TASK DETAILS
Reproduce all of the material exactly as shown.

-- start of DATASET EXCERPTS --

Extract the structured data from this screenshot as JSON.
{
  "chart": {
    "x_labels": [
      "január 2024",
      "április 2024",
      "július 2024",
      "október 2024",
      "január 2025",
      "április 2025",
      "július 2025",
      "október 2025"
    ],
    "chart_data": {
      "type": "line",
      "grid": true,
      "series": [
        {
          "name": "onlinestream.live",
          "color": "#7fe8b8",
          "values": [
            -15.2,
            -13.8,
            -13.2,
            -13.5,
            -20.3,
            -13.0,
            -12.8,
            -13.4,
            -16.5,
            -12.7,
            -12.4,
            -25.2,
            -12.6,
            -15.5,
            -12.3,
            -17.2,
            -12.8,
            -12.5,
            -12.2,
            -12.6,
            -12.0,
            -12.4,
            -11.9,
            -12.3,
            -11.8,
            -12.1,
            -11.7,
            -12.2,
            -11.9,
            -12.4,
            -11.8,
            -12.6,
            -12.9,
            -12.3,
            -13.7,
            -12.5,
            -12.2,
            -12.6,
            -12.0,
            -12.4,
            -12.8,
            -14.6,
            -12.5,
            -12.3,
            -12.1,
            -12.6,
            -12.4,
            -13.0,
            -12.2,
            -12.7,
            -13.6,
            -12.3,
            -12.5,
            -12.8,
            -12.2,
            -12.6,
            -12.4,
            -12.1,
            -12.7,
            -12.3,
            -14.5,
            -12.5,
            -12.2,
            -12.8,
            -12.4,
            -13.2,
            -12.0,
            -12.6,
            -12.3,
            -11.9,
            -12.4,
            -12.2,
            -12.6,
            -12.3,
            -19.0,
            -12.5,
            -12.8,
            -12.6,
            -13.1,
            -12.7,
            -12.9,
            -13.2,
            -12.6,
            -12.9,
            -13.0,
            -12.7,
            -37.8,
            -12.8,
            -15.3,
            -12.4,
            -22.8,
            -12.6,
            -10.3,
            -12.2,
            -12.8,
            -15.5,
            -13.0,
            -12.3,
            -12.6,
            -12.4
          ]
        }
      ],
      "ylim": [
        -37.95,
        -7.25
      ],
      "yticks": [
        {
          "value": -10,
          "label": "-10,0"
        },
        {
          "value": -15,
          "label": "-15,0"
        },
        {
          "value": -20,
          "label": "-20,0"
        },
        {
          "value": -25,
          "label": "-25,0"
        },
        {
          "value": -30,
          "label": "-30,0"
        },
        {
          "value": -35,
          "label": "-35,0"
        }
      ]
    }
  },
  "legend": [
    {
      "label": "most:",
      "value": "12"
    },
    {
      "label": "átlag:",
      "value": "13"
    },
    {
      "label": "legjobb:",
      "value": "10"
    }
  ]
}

-- end of DATASET EXCERPTS --

FULL ANSWER
Extract the structured data from this screenshot as JSON.
{
  "chart": {
    "x_labels": [
      "január 2024",
      "április 2024",
      "július 2024",
      "október 2024",
      "január 2025",
      "április 2025",
      "július 2025",
      "október 2025"
    ],
    "chart_data": {
      "type": "line",
      "grid": true,
      "series": [
        {
          "name": "onlinestream.live",
          "color": "#7fe8b8",
          "values": [
            -15.2,
            -13.8,
            -13.2,
            -13.5,
            -20.3,
            -13.0,
            -12.8,
            -13.4,
            -16.5,
            -12.7,
            -12.4,
            -25.2,
            -12.6,
            -15.5,
            -12.3,
            -17.2,
            -12.8,
            -12.5,
            -12.2,
            -12.6,
            -12.0,
            -12.4,
            -11.9,
            -12.3,
            -11.8,
            -12.1,
            -11.7,
            -12.2,
            -11.9,
            -12.4,
            -11.8,
            -12.6,
            -12.9,
            -12.3,
            -13.7,
            -12.5,
            -12.2,
            -12.6,
            -12.0,
            -12.4,
            -12.8,
            -14.6,
            -12.5,
            -12.3,
            -12.1,
            -12.6,
            -12.4,
            -13.0,
            -12.2,
            -12.7,
            -13.6,
            -12.3,
            -12.5,
            -12.8,
            -12.2,
            -12.6,
            -12.4,
            -12.1,
            -12.7,
            -12.3,
            -14.5,
            -12.5,
            -12.2,
            -12.8,
            -12.4,
            -13.2,
            -12.0,
            -12.6,
            -12.3,
            -11.9,
            -12.4,
            -12.2,
            -12.6,
            -12.3,
            -19.0,
            -12.5,
            -12.8,
            -12.6,
            -13.1,
            -12.7,
            -12.9,
            -13.2,
            -12.6,
            -12.9,
            -13.0,
            -12.7,
            -37.8,
            -12.8,
            -15.3,
            -12.4,
            -22.8,
            -12.6,
            -10.3,
            -12.2,
            -12.8,
            -15.5,
            -13.0,
            -12.3,
            -12.6,
            -12.4
          ]
        }
      ],
      "ylim": [
        -37.95,
        -7.25
      ],
      "yticks": [
        {
          "value": -10,
          "label": "-10,0"
        },
        {
          "value": -15,
          "label": "-15,0"
        },
        {
          "value": -20,
          "label": "-20,0"
        },
        {
          "value": -25,
          "label": "-25,0"
        },
        {
          "value": -30,
          "label": "-30,0"
        },
        {
          "value": -35,
          "label": "-35,0"
        }
      ]
    }
  },
  "legend": [
    {
      "label": "most:",
      "value": "12"
    },
    {
      "label": "átlag:",
      "value": "13"
    },
    {
      "label": "legjobb:",
      "value": "10"
    }
  ]
}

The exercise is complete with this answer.